EXERCISE BRIEF: Give back the full listing, character for character, with no pictures.

INFORMATION SUPPLIED:
━━━━━━━━━━━━━━━━

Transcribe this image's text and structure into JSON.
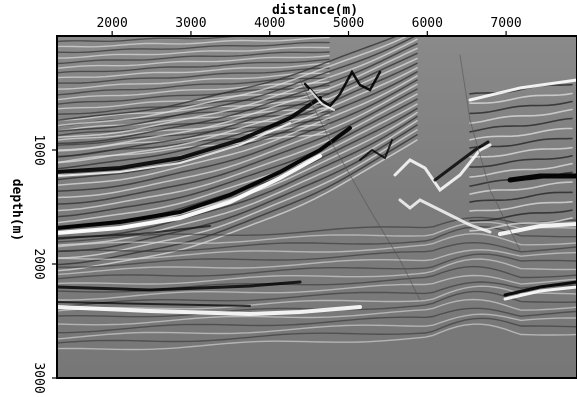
{
  "figure": {
    "x_axis": {
      "label": "distance(m)",
      "ticks": [
        2000,
        3000,
        4000,
        5000,
        6000,
        7000
      ],
      "range": [
        1300,
        7900
      ],
      "position": "top"
    },
    "y_axis": {
      "label": "depth(m)",
      "ticks": [
        1000,
        2000,
        3000
      ],
      "range": [
        0,
        3000
      ],
      "reversed": true
    },
    "image": {
      "kind": "seismic-migration-section",
      "colormap": "grayscale",
      "background": "#7f7f7f"
    }
  }
}
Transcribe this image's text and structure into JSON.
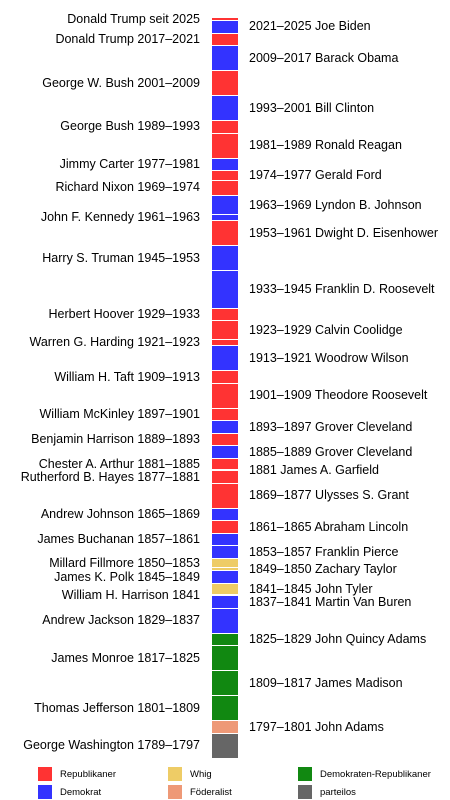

━━━━━━━━━━━━━━━━

SOLUTION FOR THIS EXERCISE:
Transcribe this image's text and structure into JSON.
{
  "figure": {
    "x_axis": {
      "label": "distance(m)",
      "ticks": [
        2000,
        3000,
        4000,
        5000,
        6000,
        7000
      ],
      "range": [
        1300,
        7900
      ],
      "position": "top"
    },
    "y_axis": {
      "label": "depth(m)",
      "ticks": [
        1000,
        2000,
        3000
      ],
      "range": [
        0,
        3000
      ],
      "reversed": true
    },
    "image": {
      "kind": "seismic-migration-section",
      "colormap": "grayscale",
      "background": "#7f7f7f"
    }
  }
}
Transcribe this image's text and structure into JSON.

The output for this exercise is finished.